Begin DATA ROWS

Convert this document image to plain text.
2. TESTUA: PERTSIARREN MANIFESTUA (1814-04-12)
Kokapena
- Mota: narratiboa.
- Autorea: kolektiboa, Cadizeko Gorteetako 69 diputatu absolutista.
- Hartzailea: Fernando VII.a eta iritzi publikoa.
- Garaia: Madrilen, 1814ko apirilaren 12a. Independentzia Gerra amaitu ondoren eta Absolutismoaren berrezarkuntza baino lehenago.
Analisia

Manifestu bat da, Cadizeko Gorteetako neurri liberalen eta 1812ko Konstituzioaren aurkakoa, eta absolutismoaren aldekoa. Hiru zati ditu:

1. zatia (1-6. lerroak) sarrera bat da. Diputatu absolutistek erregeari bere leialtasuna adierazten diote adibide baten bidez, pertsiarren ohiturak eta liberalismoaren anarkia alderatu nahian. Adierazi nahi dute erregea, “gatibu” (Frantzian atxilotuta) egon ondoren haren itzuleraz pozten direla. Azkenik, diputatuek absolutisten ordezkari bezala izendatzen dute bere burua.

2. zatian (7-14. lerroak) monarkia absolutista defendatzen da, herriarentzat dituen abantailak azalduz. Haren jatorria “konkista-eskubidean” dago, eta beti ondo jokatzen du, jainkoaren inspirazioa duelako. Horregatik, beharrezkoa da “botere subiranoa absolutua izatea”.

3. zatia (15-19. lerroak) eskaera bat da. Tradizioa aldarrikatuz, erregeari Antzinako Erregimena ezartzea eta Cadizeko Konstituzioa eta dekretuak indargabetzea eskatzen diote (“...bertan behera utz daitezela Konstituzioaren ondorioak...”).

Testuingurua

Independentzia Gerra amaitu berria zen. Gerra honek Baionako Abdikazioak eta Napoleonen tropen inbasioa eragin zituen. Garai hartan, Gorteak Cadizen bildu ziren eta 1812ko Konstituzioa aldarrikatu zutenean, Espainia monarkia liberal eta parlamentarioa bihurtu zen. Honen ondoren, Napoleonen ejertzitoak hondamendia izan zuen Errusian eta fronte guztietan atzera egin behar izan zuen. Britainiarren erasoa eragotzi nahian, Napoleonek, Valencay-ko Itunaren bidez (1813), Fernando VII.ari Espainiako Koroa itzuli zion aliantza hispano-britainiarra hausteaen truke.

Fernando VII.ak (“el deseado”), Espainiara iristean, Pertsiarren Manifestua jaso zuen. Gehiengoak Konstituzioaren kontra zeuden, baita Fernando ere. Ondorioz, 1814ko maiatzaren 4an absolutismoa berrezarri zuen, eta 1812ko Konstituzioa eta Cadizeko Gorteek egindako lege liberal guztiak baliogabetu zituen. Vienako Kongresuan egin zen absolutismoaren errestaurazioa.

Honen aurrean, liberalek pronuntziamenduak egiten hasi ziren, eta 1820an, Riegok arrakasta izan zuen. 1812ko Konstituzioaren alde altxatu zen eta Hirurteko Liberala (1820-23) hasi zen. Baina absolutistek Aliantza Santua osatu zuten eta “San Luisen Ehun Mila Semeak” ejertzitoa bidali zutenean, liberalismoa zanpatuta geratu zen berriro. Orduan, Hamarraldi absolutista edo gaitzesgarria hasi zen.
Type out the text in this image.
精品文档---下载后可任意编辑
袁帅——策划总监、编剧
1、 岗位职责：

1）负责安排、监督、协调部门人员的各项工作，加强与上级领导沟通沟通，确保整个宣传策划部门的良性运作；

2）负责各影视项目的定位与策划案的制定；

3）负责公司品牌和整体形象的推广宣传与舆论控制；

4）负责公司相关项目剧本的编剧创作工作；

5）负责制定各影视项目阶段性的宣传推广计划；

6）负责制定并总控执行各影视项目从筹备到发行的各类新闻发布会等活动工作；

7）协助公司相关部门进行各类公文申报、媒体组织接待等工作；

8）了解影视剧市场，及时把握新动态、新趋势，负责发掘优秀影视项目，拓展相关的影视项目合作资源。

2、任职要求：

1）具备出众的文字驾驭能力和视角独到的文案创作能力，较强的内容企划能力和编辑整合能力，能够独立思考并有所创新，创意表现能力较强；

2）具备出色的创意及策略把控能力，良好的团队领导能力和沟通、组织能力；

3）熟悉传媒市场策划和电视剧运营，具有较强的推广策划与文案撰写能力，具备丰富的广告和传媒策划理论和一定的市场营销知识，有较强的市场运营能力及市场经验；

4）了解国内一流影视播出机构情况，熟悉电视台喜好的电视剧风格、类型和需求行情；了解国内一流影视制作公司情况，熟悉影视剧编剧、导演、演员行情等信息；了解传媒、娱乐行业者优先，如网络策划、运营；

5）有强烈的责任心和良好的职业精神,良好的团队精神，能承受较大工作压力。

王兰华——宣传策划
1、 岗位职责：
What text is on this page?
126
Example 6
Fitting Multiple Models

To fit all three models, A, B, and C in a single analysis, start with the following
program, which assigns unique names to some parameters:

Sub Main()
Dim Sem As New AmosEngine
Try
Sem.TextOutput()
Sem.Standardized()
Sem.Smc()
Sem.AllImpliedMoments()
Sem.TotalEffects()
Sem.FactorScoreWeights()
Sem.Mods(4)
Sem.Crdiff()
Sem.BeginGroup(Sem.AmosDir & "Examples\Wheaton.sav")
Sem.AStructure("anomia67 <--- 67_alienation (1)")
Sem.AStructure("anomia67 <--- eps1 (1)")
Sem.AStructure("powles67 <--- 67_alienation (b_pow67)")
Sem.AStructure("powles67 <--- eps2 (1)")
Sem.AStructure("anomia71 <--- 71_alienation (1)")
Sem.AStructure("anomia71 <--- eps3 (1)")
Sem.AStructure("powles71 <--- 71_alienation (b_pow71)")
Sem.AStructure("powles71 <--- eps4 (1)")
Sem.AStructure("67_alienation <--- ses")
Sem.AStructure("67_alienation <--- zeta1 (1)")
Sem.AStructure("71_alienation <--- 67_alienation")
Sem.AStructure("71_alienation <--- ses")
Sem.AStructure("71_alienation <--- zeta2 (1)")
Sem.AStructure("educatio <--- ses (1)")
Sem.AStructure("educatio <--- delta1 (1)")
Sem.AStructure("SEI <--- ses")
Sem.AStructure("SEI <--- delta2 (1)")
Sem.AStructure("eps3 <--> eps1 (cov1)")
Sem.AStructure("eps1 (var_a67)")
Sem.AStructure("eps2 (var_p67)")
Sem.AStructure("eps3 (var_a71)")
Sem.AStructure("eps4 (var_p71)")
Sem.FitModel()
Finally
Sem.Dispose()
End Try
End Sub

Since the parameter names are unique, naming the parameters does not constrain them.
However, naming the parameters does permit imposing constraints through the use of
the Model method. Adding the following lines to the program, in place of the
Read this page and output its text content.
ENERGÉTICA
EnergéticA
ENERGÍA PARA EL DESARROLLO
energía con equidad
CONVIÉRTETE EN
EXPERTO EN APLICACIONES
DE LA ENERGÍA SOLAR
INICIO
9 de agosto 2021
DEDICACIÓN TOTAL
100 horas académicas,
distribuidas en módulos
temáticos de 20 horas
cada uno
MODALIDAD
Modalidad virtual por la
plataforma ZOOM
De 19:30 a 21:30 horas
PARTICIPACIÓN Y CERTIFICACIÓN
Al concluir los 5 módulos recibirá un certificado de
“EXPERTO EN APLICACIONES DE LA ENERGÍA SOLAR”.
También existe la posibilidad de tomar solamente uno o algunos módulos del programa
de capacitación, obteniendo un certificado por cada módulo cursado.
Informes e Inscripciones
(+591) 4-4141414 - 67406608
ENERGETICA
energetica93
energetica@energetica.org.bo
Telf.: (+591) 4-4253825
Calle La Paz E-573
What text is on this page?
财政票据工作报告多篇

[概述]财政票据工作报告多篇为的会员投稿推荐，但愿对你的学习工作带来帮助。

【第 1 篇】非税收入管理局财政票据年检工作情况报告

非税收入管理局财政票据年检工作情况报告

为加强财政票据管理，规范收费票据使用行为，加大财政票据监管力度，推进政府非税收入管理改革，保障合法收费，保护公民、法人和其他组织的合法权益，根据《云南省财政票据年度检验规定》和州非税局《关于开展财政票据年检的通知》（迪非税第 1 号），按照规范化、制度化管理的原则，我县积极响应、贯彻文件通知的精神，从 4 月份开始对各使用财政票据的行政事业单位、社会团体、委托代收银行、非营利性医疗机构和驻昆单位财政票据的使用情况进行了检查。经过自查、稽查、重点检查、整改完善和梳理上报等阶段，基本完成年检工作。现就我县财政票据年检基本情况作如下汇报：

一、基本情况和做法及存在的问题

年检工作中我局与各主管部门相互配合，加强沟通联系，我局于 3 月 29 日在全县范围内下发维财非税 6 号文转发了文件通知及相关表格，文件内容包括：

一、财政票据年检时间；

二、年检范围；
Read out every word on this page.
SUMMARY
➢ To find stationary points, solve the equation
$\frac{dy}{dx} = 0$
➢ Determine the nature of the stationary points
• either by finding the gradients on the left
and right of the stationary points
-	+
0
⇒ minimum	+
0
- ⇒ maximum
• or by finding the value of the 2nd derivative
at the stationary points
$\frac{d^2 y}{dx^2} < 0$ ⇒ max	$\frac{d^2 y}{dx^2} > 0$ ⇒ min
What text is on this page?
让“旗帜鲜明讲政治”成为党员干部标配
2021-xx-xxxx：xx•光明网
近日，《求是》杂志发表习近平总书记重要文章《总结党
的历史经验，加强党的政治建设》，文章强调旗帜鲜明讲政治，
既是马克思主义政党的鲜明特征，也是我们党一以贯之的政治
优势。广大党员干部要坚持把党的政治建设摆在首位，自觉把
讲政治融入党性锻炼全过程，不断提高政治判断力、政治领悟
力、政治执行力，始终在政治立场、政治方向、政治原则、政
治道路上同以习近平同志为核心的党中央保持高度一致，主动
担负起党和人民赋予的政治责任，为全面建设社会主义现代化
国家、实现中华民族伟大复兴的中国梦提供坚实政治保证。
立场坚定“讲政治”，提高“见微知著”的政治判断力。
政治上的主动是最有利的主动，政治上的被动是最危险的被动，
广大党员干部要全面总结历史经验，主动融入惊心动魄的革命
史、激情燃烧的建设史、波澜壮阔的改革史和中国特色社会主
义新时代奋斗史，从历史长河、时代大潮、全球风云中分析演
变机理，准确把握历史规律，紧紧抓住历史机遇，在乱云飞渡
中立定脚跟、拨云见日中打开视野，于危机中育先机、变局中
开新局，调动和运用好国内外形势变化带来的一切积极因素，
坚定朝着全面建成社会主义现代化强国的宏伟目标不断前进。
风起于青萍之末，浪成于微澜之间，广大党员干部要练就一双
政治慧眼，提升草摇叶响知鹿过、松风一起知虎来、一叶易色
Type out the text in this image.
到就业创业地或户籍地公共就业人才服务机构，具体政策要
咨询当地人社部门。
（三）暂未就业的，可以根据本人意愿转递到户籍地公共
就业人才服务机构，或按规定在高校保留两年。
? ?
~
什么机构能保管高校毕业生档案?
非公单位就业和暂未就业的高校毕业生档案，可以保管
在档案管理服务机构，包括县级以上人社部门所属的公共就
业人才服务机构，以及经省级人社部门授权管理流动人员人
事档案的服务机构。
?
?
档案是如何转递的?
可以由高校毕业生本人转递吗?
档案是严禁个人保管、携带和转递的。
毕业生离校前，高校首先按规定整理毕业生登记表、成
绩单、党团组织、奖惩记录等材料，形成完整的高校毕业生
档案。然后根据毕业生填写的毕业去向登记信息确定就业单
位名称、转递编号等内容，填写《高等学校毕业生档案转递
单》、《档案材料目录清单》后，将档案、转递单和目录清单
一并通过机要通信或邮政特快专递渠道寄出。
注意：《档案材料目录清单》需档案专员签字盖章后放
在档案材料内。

End DATA ROWS

> _OBJECTIVE_
Where a line in the material contains "horas", copy that line.

> _OUTPUT BELOW_
100 horas académicas,
temáticos de 20 horas
De 19:30 a 21:30 horas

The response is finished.